■ **Testo di partenza**:
= = = = =

Perdenti 15: Sacco e Vanzetti
Il 23 agosto 1927, Nicola Sacco e Bartolomeo Vanzetti, anarchici italiani emigrati negli Usa, subirono l’esecuzione capitale tramite la sedia elettrica. Erano accusati di aver ucciso, nel corso di una rapina, il cassiere e la guardia giurata del calzaturificio Slater and Morril. I dubbi sulla loro responsabilità e l’assoluta mancanza di testimoni non valsero a nulla. Nel penitenziario di Charlestown in Massachusetts, a distanza di sette minuti l’uno dall’altro, furono legati alla sedia elettrica e «giustiziati». Il 23 agosto 1977, a cinquant’anni esatti dalla loro morte, Michael Dukakis, durante il suo primo mandato di Goveatore del Massachusetts, riabilitò la memoria dei due italoamericani ammettendo che nel giudicarli erano stati commessi macroscopici errori e ingiustizie sia da parte della polizia che della magistratura americana.
Voi siete conosciuti in Italia e in America con i vostri cognomi, Sacco e Vanzetti, e considerando la provenienza geografica, si può dire che nel dramma che vi è toccato vivere, avete rappresentato con molta dignità l’Italia del Sud e del Nord, strettamente unita nella dura realtà dell’emigrazione.
Sacco: io sono pugliese, sono nato a Torremaggiore in provincia di Foggia.
Vanzetti: io, invece, sono piemontese e vengo da Villafalletto in provincia di Cuneo. Siamo emigrati negli Stati Uniti quasi contemporaneamente. Io arrivai a New York nel 1908, Sacco invece sbarcò a Boston nel 1909. Approdammo nel Massachusetts facendo diversi lavori, come del resto era consuetudine in quegli anni per i migranti che arrivavano in America.
Sacco: alla fine io trovai lavoro in una ditta che produceva scarpe e divenni un calzolaio provetto, mi sposai ed ebbi un figlio e una figlia, mentre il mio amico Bartolomeo, dopo molti sacrifici e aver cambiato tanti lavori, riuscì, nel 1919, ad aprire un piccolo negozio dove vendeva pesce.
Vi siete conosciuti in America?

= = = = =

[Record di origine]
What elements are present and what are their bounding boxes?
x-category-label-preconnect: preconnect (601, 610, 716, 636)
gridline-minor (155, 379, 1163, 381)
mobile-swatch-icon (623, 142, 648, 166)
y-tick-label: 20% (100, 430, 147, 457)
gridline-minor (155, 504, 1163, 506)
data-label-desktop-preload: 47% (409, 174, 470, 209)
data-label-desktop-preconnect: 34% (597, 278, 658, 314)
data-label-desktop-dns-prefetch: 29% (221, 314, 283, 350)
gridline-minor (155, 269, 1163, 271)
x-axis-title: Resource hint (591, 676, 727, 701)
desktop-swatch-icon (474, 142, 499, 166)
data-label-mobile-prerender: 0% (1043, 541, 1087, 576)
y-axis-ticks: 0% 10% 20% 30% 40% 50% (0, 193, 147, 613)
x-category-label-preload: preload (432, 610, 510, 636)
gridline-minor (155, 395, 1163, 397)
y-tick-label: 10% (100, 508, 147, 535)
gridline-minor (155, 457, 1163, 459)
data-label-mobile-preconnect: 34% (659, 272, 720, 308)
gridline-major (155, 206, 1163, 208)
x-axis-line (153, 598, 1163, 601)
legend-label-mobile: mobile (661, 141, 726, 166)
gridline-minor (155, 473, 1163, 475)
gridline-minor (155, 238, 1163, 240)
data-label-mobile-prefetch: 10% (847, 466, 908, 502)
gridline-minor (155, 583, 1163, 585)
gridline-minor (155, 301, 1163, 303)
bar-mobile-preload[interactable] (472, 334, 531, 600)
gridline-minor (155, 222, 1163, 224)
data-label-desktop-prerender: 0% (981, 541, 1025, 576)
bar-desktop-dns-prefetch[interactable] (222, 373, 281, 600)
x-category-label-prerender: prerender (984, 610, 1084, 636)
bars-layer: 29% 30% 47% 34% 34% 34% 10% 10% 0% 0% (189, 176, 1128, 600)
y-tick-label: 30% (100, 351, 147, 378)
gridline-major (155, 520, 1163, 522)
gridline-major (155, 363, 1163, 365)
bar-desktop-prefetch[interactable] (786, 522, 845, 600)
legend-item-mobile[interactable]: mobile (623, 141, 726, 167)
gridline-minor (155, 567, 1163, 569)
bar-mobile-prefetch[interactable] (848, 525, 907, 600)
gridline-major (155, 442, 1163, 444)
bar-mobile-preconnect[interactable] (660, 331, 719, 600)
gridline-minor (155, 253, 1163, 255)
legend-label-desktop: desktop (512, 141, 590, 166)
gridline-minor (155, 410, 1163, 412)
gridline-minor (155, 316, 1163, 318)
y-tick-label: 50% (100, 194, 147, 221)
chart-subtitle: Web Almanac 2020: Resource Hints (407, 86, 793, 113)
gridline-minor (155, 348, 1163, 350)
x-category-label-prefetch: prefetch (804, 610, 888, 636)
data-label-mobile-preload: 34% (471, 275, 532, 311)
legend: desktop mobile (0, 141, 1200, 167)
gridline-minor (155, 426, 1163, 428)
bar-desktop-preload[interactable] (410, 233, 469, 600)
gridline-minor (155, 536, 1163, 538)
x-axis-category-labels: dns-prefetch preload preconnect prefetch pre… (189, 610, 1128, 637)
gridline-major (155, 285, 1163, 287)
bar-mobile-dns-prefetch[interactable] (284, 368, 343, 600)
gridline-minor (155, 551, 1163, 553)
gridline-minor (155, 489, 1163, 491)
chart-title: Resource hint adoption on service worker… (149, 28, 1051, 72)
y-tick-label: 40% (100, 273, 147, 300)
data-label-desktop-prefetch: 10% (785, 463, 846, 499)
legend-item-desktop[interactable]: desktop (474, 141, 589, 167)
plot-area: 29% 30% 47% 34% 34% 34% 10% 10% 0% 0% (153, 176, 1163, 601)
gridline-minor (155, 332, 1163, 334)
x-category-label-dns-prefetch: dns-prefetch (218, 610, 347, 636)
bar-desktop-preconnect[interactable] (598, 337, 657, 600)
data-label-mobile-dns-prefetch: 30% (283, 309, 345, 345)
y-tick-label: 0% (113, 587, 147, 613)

= = = = =

Continua il testo su Sacco e Vanzetti riportato più sopra, riprendendo subito dopo la sua ultima frase.

■ **Risultato dell'esercizio**:
Si, frequentavamo dei circoli anarchici e socialisti presenti in terra americana (pochi in verità), partecipando a scioperi e manifestazioni, che ci fecero avere problemi con la polizia. Nel 1916 ci conoscemmo e in poco tempo diventammo amici. Le nostre idee collimavano nel ricercare una giustizia sociale che fosse equa e rispettosa per tutti gli immigrati, inoltre eravamo due convinti pacifisti, tant’è vero che quando gli Stati Uniti intervennero nella Grande Guerra del ‘15-’18, ci rifugiammo in Messico con tutto il collettivo anarchico per non essere arruolati.
Finita la guerra tornaste negli Stati Uniti?
Si, riprendemmo il nostro lavoro nella società americana cercando di convincere altri immigrati a frequentare i nostri circoli e ad aderire alle nostre idee. Per la nostra fuga in Messico e per le nostre attività, eravamo però inclusi in una lista di sorvegliati speciali e segretamente controllati dalla polizia.
Come erano visti gli italiani negli Stati Uniti in quegli anni?
Molto male. Innanzitutto per il fatto di provenire da un paese cattolico e di trovarci in una cultura come quella degli Usa permeata dall’ideologia wasp (lett. vespa, ma in questo caso acronimo per White Anglo Saxon Protestant), eravamo considerati la feccia della società. Se a ciò si unisce il fatto che avevamo problemi con la lingua inglese in quanto non la parlavamo correttamente e che per sopravvivere eravamo disposti ad accettare i lavori più degradanti, eravamo visti come «paria» che occupano l’ultimo gradino della società.
Gli emigranti provenienti in genere dall’Europa e in particolare dall’Italia, portavano anche le idee socialiste e anarchiche che in quegli anni stavano sviluppandosi nel vecchio continente.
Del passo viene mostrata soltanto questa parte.